### What to work on
1 – List the four regions where the kilns are located, according to the passage on the Gangjingun Kiln Sites.
2 – Answer these questions from the passage on the Gangjingun Kiln Sites:
(a) How many kilns make up the complex?
(b) To which centuries are the Yongunni kilns dated?
(c) How many kilns remain in Gyeyulli?
3 – Reproduce the part of the passage on the Gangjingun Kiln Sites between "Gangjingun Kiln Sites is" and "China and Japan.", inclusive.

Gangjingun Kiln Sites is a tentative World Heritage site listed by the South Korean government at UNESCO.  It is a complex of 188 kilns which produced Goryeo ware.  The kiln sites are located in Gangjin-gun, Jeollanam-do, South Korea near the sea.  Mountains in the north provided the necessary raw materials such as firewood, kaolinite, and silicon dioxide for the master potters while a well established system of distribution transported pottery throughout Korea and facilitated export to China and Japan.

History

Pottery during the Goryeo dynasty reached very high levels of refinement.  The kilns at Buan-gun in Jeollabuk-do produced earthenware while the Ganjingun kilns produced celadon wares.  The kiln sites are important today because they are the remnants of the pottery culture.

The 188 kilns of the Gangjingun Kiln Sites are located in the regions of Yongunni, Gyeyulli, Sadangni, and Sudongni.  98 of these are designated as historic sites by the Korean government.

The 75 kilns in Yongunni are in generally in good condition and are some of the earliest dated.  These kilns are dated to the 10th and 11th centuries.  These kilns provide clues for scholars interested in discovering the origins and kiln characteristics of the first Korean celadons manufactured.  Fragments of ancient Chinese kiln products have also been uncovered in this region.

59 kilns remain in Gyeyulli and the kilns in this region date from the 11th century to the 13th century.  Excavations have uncovered pottery similar in style to Yongunni pottery but most pottery shards are of the conventional inlaid celadon type.

### Dataset rows
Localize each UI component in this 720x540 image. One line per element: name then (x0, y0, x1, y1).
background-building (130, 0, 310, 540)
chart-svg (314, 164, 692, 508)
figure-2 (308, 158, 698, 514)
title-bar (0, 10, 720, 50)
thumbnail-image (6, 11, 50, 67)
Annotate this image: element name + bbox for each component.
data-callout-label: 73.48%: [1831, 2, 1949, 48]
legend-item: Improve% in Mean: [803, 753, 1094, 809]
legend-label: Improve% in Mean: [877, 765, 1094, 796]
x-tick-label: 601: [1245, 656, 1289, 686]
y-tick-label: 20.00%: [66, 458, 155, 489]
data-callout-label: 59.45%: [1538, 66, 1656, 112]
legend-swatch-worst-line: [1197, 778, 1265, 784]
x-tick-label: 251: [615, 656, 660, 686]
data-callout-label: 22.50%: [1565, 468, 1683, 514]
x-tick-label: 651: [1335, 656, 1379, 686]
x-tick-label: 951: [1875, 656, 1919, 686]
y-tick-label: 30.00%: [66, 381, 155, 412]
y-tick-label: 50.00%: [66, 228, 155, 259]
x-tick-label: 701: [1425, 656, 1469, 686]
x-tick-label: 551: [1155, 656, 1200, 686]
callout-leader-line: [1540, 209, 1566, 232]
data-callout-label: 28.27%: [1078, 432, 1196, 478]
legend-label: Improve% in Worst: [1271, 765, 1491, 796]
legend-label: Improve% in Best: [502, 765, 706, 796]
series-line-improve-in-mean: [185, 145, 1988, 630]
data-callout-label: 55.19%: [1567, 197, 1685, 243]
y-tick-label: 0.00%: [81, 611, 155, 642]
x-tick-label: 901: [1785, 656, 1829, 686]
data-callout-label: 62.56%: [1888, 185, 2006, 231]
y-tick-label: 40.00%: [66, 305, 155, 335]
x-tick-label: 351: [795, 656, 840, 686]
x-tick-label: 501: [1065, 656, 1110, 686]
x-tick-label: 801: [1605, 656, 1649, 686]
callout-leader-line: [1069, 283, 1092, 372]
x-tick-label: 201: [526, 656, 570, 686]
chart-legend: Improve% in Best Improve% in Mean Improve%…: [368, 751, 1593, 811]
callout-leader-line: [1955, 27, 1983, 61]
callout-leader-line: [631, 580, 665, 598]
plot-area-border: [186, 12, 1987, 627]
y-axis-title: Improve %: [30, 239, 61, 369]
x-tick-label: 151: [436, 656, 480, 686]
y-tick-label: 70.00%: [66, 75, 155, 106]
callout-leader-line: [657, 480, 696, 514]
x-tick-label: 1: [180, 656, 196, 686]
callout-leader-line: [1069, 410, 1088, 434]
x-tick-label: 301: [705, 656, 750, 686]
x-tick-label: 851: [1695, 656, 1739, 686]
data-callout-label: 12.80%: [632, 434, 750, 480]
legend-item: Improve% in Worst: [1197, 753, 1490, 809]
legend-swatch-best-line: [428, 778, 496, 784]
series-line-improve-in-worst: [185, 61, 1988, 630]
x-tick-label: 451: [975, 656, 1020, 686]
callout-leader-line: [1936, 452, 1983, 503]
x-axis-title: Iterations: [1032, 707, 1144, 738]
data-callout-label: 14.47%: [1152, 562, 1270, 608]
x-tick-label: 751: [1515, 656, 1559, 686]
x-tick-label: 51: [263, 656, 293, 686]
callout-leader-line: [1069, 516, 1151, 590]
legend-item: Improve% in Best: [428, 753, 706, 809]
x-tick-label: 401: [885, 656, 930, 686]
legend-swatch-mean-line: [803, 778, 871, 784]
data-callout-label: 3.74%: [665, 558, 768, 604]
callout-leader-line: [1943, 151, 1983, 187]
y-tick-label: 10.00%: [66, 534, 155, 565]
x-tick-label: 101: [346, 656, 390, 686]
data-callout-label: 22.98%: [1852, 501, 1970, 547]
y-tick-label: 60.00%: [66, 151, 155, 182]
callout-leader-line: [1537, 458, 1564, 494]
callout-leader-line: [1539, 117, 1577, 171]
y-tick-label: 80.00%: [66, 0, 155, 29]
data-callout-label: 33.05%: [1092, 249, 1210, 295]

### Outputs
1 – Yongunni, Gyeyulli, Sadangni, Sudongni

2 –
(a) 188
(b) The 10th and 11th centuries
(c) 59

3 –
Gangjingun Kiln Sites is a tentative World Heritage site listed by the South Korean government at UNESCO.  It is a complex of 188 kilns which produced Goryeo ware.  The kiln sites are located in Gangjin-gun, Jeollanam-do, South Korea near the sea.  Mountains in the north provided the necessary raw materials such as firewood, kaolinite, and silicon dioxide for the master potters while a well established system of distribution transported pottery throughout Korea and facilitated export to China and Japan.